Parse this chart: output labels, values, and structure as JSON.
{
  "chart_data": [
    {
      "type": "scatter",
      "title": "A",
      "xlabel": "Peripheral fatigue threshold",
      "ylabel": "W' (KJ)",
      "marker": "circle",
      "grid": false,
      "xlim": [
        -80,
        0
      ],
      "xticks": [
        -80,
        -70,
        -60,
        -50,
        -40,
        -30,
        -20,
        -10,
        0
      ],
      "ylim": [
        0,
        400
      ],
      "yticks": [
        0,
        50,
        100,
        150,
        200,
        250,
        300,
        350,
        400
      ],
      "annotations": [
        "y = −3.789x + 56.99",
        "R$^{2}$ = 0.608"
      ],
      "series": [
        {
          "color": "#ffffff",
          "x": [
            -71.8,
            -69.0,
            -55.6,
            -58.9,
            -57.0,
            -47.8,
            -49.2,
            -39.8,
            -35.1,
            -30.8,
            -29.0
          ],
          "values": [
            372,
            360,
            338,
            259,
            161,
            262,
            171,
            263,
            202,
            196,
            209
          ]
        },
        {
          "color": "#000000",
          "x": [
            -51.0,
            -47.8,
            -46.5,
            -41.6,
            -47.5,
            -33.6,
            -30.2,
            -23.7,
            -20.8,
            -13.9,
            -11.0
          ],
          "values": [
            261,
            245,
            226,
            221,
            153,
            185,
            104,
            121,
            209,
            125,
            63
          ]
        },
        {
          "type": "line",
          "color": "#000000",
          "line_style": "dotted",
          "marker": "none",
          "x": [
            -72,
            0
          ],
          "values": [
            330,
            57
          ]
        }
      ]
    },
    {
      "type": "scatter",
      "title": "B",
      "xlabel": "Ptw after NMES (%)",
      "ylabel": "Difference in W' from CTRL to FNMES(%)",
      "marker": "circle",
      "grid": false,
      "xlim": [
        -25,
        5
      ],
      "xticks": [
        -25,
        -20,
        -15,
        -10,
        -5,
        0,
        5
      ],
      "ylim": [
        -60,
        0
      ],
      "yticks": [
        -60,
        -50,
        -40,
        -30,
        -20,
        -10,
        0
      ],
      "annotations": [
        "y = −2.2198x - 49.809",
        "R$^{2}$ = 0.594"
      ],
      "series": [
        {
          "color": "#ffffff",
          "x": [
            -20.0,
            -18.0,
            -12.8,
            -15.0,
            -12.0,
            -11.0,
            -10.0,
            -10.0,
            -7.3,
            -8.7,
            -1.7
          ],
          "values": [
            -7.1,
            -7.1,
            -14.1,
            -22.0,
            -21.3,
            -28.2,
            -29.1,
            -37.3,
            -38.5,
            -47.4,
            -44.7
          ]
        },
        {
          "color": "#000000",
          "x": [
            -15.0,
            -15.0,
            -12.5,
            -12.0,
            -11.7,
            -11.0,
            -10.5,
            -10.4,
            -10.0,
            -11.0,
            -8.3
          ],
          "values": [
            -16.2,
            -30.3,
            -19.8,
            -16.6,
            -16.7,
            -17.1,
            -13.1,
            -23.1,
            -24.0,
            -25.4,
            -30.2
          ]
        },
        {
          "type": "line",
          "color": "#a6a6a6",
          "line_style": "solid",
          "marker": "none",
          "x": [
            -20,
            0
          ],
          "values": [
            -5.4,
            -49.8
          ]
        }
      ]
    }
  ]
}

Instructions for the task –
Repeat the material above in full, quoting it exactly.

Task response –
Parse this chart: output labels, values, and structure as JSON.
{
  "chart_data": [
    {
      "type": "scatter",
      "title": "A",
      "xlabel": "Peripheral fatigue threshold",
      "ylabel": "W' (KJ)",
      "marker": "circle",
      "grid": false,
      "xlim": [
        -80,
        0
      ],
      "xticks": [
        -80,
        -70,
        -60,
        -50,
        -40,
        -30,
        -20,
        -10,
        0
      ],
      "ylim": [
        0,
        400
      ],
      "yticks": [
        0,
        50,
        100,
        150,
        200,
        250,
        300,
        350,
        400
      ],
      "annotations": [
        "y = −3.789x + 56.99",
        "R$^{2}$ = 0.608"
      ],
      "series": [
        {
          "color": "#ffffff",
          "x": [
            -71.8,
            -69.0,
            -55.6,
            -58.9,
            -57.0,
            -47.8,
            -49.2,
            -39.8,
            -35.1,
            -30.8,
            -29.0
          ],
          "values": [
            372,
            360,
            338,
            259,
            161,
            262,
            171,
            263,
            202,
            196,
            209
          ]
        },
        {
          "color": "#000000",
          "x": [
            -51.0,
            -47.8,
            -46.5,
            -41.6,
            -47.5,
            -33.6,
            -30.2,
            -23.7,
            -20.8,
            -13.9,
            -11.0
          ],
          "values": [
            261,
            245,
            226,
            221,
            153,
            185,
            104,
            121,
            209,
            125,
            63
          ]
        },
        {
          "type": "line",
          "color": "#000000",
          "line_style": "dotted",
          "marker": "none",
          "x": [
            -72,
            0
          ],
          "values": [
            330,
            57
          ]
        }
      ]
    },
    {
      "type": "scatter",
      "title": "B",
      "xlabel": "Ptw after NMES (%)",
      "ylabel": "Difference in W' from CTRL to FNMES(%)",
      "marker": "circle",
      "grid": false,
      "xlim": [
        -25,
        5
      ],
      "xticks": [
        -25,
        -20,
        -15,
        -10,
        -5,
        0,
        5
      ],
      "ylim": [
        -60,
        0
      ],
      "yticks": [
        -60,
        -50,
        -40,
        -30,
        -20,
        -10,
        0
      ],
      "annotations": [
        "y = −2.2198x - 49.809",
        "R$^{2}$ = 0.594"
      ],
      "series": [
        {
          "color": "#ffffff",
          "x": [
            -20.0,
            -18.0,
            -12.8,
            -15.0,
            -12.0,
            -11.0,
            -10.0,
            -10.0,
            -7.3,
            -8.7,
            -1.7
          ],
          "values": [
            -7.1,
            -7.1,
            -14.1,
            -22.0,
            -21.3,
            -28.2,
            -29.1,
            -37.3,
            -38.5,
            -47.4,
            -44.7
          ]
        },
        {
          "color": "#000000",
          "x": [
            -15.0,
            -15.0,
            -12.5,
            -12.0,
            -11.7,
            -11.0,
            -10.5,
            -10.4,
            -10.0,
            -11.0,
            -8.3
          ],
          "values": [
            -16.2,
            -30.3,
            -19.8,
            -16.6,
            -16.7,
            -17.1,
            -13.1,
            -23.1,
            -24.0,
            -25.4,
            -30.2
          ]
        },
        {
          "type": "line",
          "color": "#a6a6a6",
          "line_style": "solid",
          "marker": "none",
          "x": [
            -20,
            0
          ],
          "values": [
            -5.4,
            -49.8
          ]
        }
      ]
    }
  ]
}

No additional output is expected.